• Given instruction
Pictures are not part of the answer. Return the lines from the one containing "Decode this image" through the end of the data, both included, exactly as they appear.

---- Data records

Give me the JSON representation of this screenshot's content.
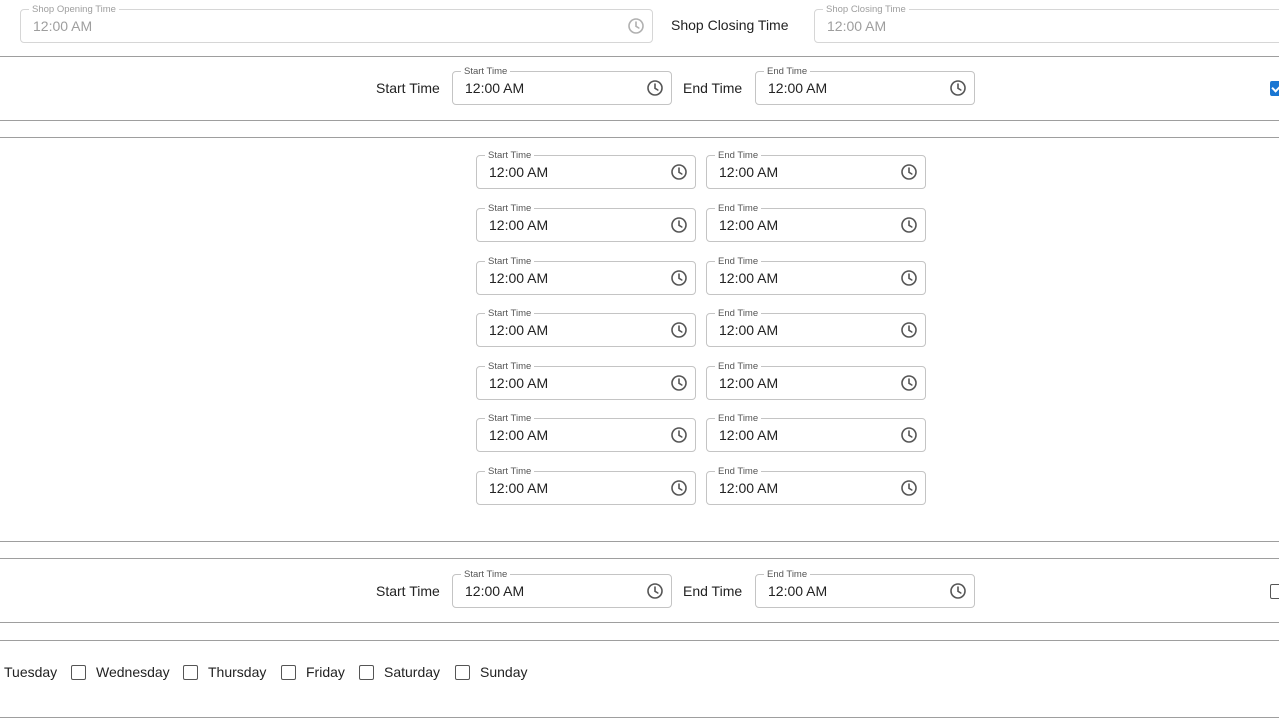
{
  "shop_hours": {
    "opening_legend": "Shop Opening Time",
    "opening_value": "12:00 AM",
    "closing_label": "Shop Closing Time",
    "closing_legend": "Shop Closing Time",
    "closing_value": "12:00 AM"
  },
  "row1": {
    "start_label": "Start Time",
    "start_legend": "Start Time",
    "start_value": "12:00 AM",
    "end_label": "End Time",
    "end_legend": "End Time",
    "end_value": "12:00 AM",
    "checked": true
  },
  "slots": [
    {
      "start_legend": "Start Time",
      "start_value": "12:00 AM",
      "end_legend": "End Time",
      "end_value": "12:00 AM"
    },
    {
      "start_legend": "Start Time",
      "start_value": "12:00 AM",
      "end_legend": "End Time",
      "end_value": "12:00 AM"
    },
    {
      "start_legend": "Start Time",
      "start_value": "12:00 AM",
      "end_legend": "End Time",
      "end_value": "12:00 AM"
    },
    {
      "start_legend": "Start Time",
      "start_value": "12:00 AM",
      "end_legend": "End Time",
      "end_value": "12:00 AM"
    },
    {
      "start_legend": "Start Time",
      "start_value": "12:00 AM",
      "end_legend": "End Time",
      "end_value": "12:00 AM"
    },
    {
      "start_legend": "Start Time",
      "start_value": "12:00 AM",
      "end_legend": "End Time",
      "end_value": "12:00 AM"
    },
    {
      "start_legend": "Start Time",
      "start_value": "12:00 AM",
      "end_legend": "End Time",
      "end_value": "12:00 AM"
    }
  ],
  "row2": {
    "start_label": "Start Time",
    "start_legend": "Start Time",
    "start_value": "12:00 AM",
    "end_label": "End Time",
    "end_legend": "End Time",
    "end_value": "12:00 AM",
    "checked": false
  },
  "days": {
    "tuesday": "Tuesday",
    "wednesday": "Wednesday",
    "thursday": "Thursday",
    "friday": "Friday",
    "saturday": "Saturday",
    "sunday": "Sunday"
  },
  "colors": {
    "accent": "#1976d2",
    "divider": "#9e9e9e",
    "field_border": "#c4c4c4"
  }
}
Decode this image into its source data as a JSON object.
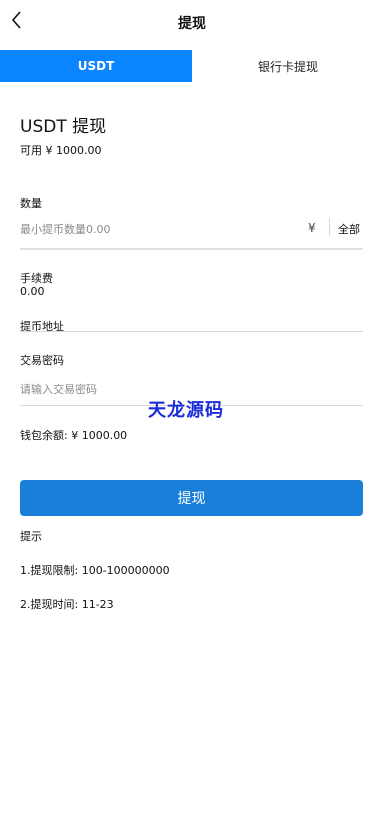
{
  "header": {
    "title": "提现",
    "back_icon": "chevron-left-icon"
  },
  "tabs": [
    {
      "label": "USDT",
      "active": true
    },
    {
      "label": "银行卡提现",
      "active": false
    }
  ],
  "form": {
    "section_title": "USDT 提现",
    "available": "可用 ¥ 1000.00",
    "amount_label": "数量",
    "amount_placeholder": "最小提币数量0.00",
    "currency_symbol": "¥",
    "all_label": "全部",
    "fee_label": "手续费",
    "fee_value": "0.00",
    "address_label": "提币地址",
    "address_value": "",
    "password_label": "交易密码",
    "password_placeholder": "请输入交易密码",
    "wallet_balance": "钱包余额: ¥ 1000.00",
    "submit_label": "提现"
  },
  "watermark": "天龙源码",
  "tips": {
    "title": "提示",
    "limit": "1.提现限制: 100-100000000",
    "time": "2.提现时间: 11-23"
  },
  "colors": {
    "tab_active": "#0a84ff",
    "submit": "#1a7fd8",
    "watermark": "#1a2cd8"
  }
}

--------

• Problem solution
Decode this image into its source data as a JSON object.
{
  "header": {
    "title": "提现",
    "back_icon": "chevron-left-icon"
  },
  "tabs": [
    {
      "label": "USDT",
      "active": true
    },
    {
      "label": "银行卡提现",
      "active": false
    }
  ],
  "form": {
    "section_title": "USDT 提现",
    "available": "可用 ¥ 1000.00",
    "amount_label": "数量",
    "amount_placeholder": "最小提币数量0.00",
    "currency_symbol": "¥",
    "all_label": "全部",
    "fee_label": "手续费",
    "fee_value": "0.00",
    "address_label": "提币地址",
    "address_value": "",
    "password_label": "交易密码",
    "password_placeholder": "请输入交易密码",
    "wallet_balance": "钱包余额: ¥ 1000.00",
    "submit_label": "提现"
  },
  "watermark": "天龙源码",
  "tips": {
    "title": "提示",
    "limit": "1.提现限制: 100-100000000",
    "time": "2.提现时间: 11-23"
  },
  "colors": {
    "tab_active": "#0a84ff",
    "submit": "#1a7fd8",
    "watermark": "#1a2cd8"
  }
}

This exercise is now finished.